Items from a figure collection
━━━━━━━━━━━━━━━━━━━━━━━━━━━━━━

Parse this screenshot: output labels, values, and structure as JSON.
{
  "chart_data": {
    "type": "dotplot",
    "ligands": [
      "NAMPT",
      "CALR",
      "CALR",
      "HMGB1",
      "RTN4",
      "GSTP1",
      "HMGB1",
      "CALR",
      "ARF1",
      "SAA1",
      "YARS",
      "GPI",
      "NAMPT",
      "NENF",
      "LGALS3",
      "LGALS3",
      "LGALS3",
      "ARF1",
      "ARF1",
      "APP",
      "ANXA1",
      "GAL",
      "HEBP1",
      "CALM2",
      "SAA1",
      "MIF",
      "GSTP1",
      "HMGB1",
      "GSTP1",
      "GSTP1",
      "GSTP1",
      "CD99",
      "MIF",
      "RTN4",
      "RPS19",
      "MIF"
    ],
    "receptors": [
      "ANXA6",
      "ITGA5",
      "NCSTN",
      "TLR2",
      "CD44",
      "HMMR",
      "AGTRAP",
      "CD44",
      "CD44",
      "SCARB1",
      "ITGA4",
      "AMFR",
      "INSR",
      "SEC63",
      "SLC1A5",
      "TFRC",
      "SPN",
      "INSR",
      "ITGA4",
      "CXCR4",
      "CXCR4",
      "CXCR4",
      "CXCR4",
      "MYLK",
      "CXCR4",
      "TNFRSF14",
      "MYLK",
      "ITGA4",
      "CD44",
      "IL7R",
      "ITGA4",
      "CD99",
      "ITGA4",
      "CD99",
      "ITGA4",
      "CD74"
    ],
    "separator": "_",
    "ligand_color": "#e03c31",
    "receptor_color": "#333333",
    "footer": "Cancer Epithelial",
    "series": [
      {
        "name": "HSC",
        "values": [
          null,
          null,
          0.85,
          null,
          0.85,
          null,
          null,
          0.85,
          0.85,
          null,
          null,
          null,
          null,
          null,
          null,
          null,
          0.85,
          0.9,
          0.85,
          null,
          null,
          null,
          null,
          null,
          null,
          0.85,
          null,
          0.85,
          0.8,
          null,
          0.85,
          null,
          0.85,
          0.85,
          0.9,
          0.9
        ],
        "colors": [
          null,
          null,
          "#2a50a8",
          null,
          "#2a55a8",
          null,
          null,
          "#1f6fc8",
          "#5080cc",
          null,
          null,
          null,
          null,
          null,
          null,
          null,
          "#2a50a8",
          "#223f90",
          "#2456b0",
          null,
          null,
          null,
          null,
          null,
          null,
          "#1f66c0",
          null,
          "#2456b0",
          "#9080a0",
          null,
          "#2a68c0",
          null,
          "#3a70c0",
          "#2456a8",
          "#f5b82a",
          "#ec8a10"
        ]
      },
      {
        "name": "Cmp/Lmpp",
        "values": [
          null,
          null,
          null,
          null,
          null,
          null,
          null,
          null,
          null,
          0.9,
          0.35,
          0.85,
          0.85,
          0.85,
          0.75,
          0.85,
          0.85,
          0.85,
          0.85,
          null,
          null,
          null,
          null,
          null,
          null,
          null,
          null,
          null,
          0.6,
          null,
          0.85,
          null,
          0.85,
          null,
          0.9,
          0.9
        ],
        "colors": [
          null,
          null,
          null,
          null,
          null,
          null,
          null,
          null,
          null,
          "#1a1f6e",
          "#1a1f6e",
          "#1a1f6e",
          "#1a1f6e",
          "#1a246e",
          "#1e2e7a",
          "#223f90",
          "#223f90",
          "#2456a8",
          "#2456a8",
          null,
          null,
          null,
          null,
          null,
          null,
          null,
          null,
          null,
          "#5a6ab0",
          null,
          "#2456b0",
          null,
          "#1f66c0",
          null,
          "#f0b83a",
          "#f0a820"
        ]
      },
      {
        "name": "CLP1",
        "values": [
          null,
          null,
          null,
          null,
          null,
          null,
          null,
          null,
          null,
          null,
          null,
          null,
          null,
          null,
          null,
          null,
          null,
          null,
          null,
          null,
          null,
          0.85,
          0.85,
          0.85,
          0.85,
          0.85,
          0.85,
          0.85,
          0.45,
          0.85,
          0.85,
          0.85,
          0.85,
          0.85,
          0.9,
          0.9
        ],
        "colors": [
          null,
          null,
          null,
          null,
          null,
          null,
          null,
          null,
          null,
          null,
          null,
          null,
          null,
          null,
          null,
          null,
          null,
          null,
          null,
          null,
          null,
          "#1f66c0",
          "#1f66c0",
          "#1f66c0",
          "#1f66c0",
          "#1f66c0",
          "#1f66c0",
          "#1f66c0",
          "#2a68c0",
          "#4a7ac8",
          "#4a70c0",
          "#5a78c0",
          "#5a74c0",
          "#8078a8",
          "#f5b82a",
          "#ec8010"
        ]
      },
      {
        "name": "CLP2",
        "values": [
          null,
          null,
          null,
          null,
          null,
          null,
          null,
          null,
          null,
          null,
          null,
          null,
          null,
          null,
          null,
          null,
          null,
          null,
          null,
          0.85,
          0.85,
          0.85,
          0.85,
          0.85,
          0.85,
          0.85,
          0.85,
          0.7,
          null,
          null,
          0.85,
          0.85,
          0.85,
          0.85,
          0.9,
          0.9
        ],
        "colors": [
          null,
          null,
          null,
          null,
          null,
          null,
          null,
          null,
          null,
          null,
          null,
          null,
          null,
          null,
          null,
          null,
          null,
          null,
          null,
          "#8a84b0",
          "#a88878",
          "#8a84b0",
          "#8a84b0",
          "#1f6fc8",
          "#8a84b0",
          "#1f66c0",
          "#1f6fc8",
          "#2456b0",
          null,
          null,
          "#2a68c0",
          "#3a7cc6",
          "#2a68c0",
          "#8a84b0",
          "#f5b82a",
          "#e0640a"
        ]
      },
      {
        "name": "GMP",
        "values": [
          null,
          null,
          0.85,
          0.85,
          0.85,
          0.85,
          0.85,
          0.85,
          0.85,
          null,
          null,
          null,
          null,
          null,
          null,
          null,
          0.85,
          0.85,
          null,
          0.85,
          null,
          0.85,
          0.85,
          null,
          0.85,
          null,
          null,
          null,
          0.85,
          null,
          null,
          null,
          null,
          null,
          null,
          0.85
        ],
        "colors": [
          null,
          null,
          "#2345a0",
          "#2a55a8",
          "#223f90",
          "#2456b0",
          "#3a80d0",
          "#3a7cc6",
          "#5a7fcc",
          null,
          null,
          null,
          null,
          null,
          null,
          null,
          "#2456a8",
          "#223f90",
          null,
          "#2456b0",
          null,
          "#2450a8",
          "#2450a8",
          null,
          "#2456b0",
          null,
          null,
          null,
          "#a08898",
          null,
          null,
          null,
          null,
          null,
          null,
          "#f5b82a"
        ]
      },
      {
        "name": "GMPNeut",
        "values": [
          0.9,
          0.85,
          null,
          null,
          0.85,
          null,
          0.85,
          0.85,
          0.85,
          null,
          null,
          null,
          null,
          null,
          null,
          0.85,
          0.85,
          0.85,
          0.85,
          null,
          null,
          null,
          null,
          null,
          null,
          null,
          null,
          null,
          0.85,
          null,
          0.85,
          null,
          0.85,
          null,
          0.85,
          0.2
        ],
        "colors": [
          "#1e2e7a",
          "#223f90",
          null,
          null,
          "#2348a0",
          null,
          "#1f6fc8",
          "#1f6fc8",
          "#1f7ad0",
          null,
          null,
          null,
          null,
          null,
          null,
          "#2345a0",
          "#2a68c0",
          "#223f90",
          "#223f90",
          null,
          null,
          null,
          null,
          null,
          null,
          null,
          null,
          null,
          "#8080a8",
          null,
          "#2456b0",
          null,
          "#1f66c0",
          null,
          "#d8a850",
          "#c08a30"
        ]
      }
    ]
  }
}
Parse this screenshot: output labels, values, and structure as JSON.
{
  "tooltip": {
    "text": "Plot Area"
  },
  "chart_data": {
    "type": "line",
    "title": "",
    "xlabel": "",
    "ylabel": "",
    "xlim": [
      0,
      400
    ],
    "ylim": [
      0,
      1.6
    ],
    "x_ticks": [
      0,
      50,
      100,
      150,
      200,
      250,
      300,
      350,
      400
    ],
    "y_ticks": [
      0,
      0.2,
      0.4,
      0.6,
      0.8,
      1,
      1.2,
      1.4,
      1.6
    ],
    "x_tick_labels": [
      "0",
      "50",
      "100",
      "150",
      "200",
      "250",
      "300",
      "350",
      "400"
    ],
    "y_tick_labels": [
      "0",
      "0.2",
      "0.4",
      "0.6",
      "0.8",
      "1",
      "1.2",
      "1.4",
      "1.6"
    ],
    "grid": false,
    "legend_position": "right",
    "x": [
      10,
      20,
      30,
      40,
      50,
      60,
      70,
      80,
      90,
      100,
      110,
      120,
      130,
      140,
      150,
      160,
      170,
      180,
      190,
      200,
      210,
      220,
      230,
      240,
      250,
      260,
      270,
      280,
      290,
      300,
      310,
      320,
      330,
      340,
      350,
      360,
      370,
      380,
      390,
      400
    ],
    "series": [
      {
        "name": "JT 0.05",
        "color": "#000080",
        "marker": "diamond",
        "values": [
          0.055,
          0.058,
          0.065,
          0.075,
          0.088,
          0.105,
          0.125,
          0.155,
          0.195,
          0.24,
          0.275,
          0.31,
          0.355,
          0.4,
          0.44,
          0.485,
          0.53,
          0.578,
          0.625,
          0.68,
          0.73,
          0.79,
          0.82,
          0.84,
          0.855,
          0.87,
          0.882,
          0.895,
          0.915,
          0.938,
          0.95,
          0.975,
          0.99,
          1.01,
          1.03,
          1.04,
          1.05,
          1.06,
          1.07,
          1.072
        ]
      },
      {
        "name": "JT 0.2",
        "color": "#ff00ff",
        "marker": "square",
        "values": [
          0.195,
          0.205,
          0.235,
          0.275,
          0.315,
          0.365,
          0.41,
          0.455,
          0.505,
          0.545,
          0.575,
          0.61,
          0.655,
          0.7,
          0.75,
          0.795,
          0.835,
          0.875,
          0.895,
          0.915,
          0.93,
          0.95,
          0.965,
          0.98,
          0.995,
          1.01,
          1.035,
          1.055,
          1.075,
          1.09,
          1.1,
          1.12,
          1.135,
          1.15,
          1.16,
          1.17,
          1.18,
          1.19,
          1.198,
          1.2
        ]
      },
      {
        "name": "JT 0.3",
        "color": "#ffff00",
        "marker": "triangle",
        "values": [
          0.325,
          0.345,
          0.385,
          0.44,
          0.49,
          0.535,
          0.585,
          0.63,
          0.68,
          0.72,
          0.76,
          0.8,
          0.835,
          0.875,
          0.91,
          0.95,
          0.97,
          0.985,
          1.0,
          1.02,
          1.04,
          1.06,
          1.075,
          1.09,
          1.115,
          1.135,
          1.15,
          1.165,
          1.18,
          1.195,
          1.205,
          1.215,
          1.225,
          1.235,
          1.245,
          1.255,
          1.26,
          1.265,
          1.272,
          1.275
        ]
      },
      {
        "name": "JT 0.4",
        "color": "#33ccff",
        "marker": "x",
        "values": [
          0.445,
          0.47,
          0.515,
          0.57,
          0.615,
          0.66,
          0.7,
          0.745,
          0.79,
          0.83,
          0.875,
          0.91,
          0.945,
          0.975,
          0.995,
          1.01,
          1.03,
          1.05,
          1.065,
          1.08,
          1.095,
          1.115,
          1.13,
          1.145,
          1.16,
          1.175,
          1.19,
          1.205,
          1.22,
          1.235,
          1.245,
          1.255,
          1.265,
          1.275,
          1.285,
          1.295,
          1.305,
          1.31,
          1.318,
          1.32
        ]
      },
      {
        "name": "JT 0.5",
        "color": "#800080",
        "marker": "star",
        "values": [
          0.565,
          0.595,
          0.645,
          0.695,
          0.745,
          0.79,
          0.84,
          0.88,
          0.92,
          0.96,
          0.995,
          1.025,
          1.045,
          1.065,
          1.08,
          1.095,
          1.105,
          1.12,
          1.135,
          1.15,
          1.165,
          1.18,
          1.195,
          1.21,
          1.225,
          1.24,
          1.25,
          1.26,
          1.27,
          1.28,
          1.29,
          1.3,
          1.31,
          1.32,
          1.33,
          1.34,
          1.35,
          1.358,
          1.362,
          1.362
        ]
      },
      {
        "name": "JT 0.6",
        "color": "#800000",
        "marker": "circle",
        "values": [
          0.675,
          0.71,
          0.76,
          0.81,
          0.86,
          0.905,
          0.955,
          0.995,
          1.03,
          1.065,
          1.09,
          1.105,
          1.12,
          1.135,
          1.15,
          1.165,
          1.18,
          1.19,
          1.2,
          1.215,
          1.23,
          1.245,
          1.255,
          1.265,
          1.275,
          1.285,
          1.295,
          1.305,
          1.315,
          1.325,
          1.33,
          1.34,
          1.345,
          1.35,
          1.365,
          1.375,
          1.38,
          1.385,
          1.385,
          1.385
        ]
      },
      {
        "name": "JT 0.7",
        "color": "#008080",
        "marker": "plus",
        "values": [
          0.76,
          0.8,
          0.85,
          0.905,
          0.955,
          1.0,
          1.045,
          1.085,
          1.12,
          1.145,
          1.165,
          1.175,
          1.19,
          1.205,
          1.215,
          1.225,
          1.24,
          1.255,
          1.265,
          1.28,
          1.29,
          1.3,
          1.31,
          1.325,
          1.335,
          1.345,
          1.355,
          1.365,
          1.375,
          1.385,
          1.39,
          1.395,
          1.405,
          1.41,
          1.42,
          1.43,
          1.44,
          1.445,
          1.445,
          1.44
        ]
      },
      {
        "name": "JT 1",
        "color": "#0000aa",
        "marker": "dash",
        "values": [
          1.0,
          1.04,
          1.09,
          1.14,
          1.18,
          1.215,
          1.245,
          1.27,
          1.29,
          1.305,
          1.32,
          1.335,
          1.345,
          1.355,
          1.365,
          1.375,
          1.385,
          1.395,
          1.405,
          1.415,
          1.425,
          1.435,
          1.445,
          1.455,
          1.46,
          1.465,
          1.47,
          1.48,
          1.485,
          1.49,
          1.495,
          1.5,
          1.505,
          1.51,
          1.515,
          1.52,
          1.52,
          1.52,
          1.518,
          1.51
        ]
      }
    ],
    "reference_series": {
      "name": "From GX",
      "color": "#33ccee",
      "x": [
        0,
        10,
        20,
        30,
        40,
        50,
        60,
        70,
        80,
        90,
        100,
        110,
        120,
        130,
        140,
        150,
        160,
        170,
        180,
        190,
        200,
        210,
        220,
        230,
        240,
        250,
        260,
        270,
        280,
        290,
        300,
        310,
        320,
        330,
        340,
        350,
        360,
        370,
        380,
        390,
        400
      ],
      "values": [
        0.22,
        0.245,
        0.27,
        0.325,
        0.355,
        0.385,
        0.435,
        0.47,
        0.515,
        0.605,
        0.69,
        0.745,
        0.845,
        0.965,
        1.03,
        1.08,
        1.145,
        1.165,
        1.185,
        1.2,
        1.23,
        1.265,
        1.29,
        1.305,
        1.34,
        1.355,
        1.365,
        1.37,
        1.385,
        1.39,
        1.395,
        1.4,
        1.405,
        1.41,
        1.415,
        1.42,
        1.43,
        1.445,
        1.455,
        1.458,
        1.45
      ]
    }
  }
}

━━━━━━━━━━━━━━━━━━━━━━━━━━━━━━

Look back over the material above and state how many lines hold the word "marker". Write the number and nothing else.

8